Stored data entries
-- start --
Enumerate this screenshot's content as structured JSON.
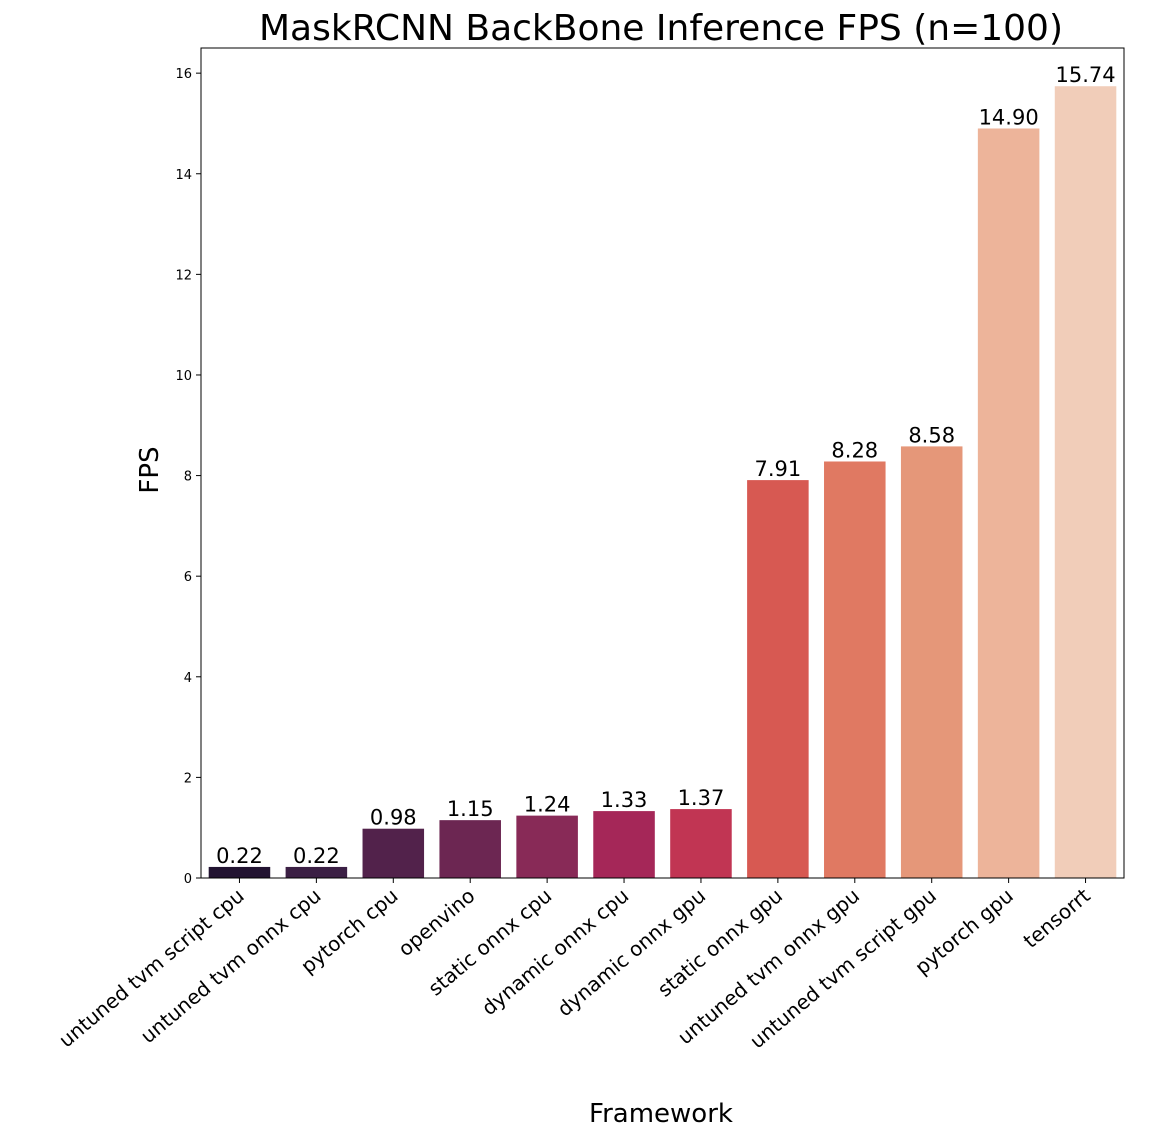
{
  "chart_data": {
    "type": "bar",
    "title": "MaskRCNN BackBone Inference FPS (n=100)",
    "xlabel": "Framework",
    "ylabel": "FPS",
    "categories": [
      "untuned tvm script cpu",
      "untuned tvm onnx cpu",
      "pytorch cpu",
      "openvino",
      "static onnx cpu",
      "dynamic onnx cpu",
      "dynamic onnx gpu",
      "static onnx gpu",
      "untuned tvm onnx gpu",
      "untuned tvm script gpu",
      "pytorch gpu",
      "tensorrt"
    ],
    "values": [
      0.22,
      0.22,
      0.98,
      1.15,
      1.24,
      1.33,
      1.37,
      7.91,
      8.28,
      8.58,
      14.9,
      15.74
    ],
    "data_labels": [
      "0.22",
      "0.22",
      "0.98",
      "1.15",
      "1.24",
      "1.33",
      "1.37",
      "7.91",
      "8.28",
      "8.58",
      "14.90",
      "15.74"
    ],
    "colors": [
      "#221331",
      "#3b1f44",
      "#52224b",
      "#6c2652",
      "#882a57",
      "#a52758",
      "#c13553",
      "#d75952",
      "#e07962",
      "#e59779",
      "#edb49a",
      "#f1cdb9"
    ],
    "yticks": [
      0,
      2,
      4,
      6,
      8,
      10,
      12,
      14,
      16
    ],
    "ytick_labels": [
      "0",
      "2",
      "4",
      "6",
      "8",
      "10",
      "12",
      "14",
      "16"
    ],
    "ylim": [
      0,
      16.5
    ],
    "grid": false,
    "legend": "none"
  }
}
-- end --
-- start --
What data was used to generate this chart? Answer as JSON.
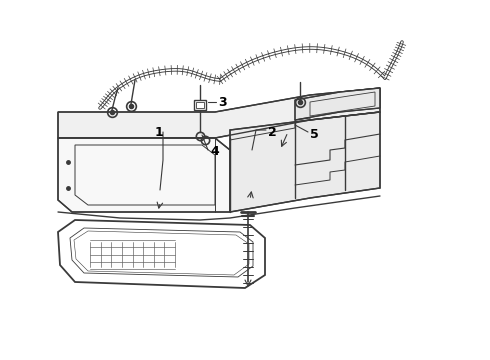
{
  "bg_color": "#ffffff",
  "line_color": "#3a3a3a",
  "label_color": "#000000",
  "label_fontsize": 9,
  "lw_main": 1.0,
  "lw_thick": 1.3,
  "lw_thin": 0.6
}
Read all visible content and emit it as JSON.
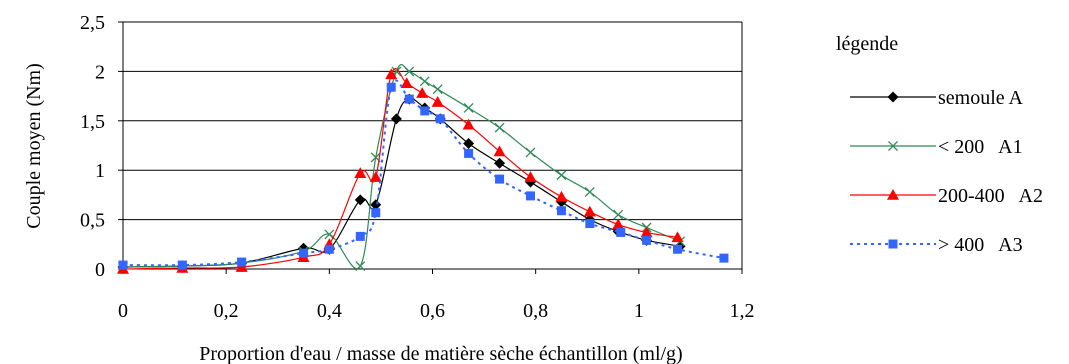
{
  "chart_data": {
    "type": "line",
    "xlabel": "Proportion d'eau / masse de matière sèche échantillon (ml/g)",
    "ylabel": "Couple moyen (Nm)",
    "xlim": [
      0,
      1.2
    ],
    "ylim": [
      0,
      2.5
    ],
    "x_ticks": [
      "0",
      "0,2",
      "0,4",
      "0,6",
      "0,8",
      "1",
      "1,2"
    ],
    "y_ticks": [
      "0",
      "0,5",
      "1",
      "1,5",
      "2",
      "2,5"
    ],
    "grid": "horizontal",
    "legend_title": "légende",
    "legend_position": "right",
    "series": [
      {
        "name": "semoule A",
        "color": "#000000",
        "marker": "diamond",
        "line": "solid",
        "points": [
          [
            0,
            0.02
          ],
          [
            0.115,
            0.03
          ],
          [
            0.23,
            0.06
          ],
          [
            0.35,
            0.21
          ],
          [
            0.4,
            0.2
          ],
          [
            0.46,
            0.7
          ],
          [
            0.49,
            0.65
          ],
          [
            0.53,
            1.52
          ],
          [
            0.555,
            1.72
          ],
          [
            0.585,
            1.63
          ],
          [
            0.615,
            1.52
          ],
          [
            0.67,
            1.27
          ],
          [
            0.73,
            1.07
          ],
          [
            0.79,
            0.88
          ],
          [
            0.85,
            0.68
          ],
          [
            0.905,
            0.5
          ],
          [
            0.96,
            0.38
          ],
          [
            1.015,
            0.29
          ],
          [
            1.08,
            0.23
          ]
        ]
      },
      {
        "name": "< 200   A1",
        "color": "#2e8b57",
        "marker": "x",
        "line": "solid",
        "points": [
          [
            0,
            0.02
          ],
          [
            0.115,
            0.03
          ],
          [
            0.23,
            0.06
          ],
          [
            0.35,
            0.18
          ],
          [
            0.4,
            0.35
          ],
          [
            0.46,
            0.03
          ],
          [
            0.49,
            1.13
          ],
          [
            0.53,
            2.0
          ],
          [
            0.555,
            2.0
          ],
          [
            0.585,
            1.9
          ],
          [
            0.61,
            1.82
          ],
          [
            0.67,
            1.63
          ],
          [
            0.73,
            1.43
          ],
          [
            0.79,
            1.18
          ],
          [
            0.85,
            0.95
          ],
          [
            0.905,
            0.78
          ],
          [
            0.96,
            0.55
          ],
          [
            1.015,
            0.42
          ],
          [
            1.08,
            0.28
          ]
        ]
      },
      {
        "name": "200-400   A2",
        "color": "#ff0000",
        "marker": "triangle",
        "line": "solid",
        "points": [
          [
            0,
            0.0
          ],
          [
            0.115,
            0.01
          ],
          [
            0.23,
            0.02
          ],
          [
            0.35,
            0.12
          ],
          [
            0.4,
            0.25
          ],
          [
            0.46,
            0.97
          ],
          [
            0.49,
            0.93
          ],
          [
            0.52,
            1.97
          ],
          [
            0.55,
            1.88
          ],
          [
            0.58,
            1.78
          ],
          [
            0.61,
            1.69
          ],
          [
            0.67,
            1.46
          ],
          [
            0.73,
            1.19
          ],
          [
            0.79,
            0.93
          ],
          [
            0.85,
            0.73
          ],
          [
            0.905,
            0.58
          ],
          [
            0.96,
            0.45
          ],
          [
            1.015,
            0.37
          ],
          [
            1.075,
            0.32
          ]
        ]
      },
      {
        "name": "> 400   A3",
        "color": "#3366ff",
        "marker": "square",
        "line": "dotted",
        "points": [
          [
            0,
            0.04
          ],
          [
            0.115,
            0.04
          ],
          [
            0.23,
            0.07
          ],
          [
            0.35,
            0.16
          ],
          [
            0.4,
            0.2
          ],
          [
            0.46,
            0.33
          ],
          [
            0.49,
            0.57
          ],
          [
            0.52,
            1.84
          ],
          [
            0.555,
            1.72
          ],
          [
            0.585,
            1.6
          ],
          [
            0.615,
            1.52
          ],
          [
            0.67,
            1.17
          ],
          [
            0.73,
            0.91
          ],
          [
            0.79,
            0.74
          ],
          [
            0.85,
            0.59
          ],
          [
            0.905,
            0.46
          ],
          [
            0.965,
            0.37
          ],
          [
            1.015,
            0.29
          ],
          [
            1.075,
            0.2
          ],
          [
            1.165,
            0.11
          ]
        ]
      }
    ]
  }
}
-- end --
-- start --
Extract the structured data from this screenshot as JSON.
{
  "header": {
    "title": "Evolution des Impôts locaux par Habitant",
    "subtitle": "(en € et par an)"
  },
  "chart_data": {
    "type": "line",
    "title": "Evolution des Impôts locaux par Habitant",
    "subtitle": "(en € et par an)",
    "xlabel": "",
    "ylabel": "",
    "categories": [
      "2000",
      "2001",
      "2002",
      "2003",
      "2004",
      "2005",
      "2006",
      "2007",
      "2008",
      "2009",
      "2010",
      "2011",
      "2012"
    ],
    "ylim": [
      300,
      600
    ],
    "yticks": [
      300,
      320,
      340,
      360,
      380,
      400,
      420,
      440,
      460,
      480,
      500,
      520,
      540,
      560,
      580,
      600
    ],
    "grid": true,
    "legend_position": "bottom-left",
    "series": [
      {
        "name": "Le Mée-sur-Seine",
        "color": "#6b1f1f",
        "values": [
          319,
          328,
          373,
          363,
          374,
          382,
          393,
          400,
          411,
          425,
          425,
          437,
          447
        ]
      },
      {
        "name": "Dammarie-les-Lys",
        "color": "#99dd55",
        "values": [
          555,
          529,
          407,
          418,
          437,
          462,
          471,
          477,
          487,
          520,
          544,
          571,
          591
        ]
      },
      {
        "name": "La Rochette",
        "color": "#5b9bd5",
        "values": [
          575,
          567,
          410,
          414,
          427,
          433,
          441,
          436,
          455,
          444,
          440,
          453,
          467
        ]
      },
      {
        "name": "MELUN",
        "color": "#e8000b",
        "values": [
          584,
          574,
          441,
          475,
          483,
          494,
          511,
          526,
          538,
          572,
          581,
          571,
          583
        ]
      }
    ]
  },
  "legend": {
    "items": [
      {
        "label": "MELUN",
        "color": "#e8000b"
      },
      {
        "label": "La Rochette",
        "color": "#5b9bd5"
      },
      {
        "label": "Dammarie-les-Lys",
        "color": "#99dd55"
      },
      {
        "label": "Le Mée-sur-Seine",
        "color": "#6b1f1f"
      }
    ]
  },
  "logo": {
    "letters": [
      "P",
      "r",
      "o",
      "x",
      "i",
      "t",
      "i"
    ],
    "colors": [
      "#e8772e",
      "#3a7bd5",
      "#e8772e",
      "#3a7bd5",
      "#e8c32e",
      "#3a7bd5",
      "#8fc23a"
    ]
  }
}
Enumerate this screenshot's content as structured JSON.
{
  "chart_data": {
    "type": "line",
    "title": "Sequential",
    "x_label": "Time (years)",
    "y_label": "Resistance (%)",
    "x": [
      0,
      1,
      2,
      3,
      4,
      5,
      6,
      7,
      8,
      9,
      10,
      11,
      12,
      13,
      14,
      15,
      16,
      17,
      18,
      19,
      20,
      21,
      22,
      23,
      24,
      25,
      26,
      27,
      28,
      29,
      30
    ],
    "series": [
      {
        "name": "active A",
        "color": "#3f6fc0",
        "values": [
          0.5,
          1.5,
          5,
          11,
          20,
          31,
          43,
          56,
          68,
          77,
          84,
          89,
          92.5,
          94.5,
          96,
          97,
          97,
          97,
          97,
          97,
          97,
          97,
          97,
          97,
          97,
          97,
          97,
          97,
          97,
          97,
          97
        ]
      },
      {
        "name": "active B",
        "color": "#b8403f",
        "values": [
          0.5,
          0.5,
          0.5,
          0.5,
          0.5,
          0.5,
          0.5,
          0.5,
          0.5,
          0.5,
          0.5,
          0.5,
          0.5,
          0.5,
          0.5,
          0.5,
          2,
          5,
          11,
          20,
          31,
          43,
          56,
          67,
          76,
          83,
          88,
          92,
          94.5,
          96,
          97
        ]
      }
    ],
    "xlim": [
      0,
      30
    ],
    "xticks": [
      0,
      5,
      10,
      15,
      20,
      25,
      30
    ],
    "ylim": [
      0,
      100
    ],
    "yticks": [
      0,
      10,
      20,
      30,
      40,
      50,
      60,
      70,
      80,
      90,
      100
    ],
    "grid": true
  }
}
-- end --
What is expected: Write the number of lines containing the word "Seine" and nothing besides it.

Result for this exercise: 2